* [What to work on]: Reproduce the listing below exactly. Pictures do not belong in the copy.

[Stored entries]

== == ==

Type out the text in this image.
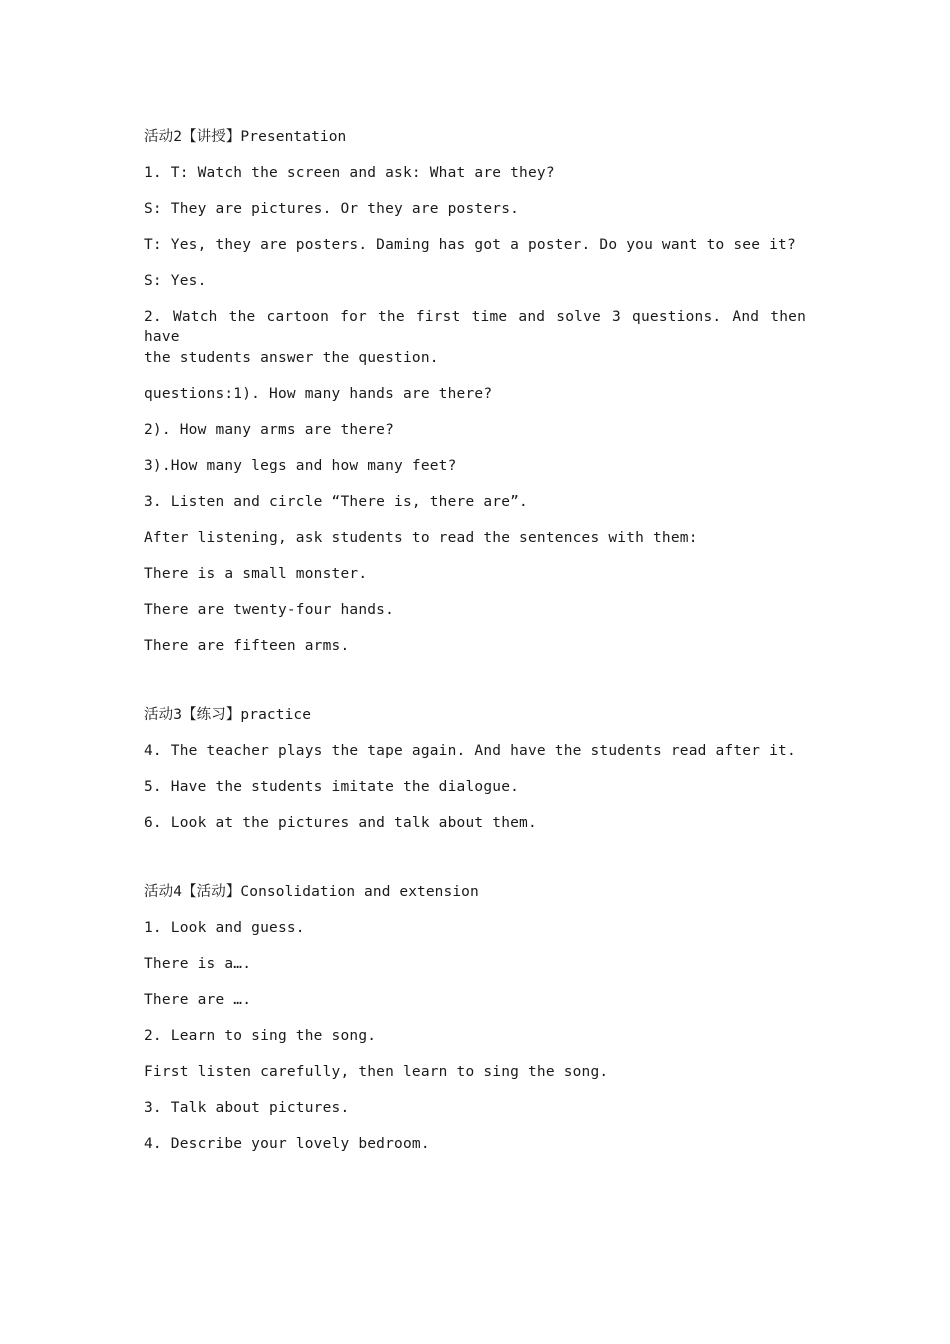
活动2【讲授】Presentation
1. T: Watch the screen and ask: What are they?
S: They are pictures. Or they are posters.
T: Yes, they are posters. Daming has got a poster. Do you want to see it?
S: Yes.
2. Watch the cartoon for the first time and solve 3 questions. And then have
the students answer the question.
questions:1). How many hands are there?
2). How many arms are there?
3).How many legs and how many feet?
3. Listen and circle “There is, there are”.
After listening, ask students to read the sentences with them:
There is a small monster.
There are twenty-four hands.
There are fifteen arms.
活动3【练习】practice
4. The teacher plays the tape again. And have the students read after it.
5. Have the students imitate the dialogue.
6. Look at the pictures and talk about them.
活动4【活动】Consolidation and extension
1. Look and guess.
There is a….
There are ….
2. Learn to sing the song.
First listen carefully, then learn to sing the song.
3. Talk about pictures.
4. Describe your lovely bedroom.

== == ==

* [Finished exercise]:
Type out the text in this image.
活动2【讲授】Presentation
1. T: Watch the screen and ask: What are they?
S: They are pictures. Or they are posters.
T: Yes, they are posters. Daming has got a poster. Do you want to see it?
S: Yes.
2. Watch the cartoon for the first time and solve 3 questions. And then have
the students answer the question.
questions:1). How many hands are there?
2). How many arms are there?
3).How many legs and how many feet?
3. Listen and circle “There is, there are”.
After listening, ask students to read the sentences with them:
There is a small monster.
There are twenty-four hands.
There are fifteen arms.
活动3【练习】practice
4. The teacher plays the tape again. And have the students read after it.
5. Have the students imitate the dialogue.
6. Look at the pictures and talk about them.
活动4【活动】Consolidation and extension
1. Look and guess.
There is a….
There are ….
2. Learn to sing the song.
First listen carefully, then learn to sing the song.
3. Talk about pictures.
4. Describe your lovely bedroom.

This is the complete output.